• **The exercise**
In the listing below, count each line containing "Providing" and answer with the count only.

• **Record excerpts**
<<<<

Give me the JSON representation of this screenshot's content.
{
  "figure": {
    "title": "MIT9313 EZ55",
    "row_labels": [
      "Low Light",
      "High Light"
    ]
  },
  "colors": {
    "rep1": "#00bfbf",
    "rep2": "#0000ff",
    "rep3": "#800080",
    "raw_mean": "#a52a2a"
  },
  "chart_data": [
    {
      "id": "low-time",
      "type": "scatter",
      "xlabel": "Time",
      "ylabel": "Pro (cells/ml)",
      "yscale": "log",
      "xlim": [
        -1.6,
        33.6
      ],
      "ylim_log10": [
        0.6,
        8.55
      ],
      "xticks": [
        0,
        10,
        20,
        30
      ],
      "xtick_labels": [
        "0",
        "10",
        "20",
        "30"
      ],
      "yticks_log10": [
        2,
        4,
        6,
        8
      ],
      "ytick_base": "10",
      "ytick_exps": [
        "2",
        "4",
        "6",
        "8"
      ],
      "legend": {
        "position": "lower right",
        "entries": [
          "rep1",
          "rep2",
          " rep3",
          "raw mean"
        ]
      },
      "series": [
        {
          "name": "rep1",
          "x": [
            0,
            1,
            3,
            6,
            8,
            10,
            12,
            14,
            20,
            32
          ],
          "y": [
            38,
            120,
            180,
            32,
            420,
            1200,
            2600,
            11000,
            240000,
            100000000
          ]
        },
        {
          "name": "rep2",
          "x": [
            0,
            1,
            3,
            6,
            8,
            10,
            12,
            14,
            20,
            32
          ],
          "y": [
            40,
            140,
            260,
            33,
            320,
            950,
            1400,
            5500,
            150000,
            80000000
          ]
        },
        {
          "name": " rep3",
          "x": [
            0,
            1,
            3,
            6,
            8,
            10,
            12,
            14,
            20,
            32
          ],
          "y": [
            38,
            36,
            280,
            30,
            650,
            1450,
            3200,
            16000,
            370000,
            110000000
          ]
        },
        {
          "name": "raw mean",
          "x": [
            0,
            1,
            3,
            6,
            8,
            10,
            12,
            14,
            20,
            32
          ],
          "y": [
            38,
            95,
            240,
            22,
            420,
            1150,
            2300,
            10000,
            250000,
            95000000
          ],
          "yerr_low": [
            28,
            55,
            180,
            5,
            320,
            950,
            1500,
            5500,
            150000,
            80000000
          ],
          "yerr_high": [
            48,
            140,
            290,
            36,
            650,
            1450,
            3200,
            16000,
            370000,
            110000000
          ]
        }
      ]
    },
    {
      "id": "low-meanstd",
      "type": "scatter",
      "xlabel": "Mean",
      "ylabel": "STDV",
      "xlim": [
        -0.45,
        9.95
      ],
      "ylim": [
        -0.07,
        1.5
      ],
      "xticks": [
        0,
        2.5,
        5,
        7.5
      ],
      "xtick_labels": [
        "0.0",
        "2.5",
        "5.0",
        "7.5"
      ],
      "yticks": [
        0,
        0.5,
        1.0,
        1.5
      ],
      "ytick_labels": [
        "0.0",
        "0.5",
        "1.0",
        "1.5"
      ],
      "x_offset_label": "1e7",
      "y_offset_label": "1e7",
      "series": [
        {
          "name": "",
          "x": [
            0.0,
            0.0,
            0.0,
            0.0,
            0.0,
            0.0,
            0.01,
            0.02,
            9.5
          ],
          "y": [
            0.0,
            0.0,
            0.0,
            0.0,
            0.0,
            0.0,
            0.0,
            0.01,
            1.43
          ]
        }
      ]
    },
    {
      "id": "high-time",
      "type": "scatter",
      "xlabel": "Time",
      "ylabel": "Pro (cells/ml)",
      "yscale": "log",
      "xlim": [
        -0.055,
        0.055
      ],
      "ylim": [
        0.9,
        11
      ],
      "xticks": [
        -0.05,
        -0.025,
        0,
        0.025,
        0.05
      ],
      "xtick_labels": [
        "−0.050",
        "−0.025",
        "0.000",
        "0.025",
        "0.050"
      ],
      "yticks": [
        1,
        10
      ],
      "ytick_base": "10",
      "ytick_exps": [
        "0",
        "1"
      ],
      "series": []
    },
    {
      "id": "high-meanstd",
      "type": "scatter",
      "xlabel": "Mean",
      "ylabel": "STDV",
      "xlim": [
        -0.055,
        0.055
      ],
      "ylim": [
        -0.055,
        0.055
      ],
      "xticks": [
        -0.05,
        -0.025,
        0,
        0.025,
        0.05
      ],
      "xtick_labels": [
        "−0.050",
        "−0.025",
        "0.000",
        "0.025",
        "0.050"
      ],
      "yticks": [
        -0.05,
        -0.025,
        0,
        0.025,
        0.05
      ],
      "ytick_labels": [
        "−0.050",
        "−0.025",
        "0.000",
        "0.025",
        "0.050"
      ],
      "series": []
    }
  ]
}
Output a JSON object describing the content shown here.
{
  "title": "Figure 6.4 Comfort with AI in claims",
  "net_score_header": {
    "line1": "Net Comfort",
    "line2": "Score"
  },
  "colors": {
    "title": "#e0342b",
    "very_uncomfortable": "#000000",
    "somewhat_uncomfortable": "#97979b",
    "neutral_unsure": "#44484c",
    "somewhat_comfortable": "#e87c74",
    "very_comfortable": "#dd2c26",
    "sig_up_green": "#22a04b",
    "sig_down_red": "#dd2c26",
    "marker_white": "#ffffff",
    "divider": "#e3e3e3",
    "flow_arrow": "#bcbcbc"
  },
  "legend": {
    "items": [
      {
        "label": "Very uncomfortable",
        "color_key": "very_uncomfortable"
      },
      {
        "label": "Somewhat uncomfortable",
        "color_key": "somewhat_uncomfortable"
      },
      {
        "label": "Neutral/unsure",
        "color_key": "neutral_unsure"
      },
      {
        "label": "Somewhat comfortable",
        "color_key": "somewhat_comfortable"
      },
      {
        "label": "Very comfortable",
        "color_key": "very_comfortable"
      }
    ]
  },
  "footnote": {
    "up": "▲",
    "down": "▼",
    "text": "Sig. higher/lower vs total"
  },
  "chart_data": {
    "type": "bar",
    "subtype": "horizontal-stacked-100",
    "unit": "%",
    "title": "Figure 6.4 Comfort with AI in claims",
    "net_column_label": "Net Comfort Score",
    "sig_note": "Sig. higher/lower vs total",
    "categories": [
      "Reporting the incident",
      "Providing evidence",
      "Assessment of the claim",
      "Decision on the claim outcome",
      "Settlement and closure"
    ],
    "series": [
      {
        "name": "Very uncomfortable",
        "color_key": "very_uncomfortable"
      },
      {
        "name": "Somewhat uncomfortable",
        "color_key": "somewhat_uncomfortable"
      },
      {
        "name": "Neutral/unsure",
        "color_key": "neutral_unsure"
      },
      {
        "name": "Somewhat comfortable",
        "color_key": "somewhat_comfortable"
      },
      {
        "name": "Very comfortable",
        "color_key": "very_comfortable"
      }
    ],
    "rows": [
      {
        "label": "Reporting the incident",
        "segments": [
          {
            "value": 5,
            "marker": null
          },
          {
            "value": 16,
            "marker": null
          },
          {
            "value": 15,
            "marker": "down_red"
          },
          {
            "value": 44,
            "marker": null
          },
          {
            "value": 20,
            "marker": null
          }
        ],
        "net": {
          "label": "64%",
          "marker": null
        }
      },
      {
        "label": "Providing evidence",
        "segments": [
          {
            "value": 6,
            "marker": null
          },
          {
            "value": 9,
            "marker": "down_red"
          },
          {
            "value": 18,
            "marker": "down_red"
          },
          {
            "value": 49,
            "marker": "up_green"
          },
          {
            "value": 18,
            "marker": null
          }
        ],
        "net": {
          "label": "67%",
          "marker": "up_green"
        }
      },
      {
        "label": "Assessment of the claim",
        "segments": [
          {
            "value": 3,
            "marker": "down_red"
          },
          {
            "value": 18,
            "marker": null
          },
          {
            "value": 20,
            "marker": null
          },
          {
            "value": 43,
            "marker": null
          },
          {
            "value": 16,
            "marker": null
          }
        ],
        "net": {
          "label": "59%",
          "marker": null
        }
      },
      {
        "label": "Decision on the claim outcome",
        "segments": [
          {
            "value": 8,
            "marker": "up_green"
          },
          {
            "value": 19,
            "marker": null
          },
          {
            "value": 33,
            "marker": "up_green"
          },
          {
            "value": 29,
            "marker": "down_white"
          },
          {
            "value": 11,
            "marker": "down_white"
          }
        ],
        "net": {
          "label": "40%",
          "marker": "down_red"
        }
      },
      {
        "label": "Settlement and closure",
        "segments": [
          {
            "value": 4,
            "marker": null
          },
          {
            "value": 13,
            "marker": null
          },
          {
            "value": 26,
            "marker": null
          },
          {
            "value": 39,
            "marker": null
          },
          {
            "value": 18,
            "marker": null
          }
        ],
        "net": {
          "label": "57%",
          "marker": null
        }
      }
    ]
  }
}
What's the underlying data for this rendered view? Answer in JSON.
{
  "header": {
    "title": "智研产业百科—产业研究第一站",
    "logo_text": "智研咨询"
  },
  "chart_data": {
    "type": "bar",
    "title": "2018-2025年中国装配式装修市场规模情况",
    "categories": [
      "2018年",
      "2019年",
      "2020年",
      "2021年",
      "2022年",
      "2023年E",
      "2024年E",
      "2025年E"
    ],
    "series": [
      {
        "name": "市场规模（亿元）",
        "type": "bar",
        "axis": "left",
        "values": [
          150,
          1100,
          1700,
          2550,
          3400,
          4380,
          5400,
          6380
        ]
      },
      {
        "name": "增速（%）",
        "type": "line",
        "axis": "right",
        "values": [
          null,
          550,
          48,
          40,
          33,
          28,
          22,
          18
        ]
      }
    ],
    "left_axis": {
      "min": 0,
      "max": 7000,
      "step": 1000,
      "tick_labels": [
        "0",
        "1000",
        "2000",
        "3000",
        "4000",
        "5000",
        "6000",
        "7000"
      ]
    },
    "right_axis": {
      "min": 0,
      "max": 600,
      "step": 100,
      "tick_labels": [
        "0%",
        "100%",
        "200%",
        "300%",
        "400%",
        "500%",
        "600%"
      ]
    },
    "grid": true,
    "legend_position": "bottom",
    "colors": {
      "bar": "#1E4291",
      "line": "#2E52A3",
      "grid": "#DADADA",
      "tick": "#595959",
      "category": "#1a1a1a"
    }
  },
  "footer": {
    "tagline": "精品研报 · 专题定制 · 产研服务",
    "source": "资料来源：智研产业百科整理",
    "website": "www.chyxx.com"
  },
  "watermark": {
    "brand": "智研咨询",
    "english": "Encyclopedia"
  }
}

>>>>

• **Solution to the problem**
2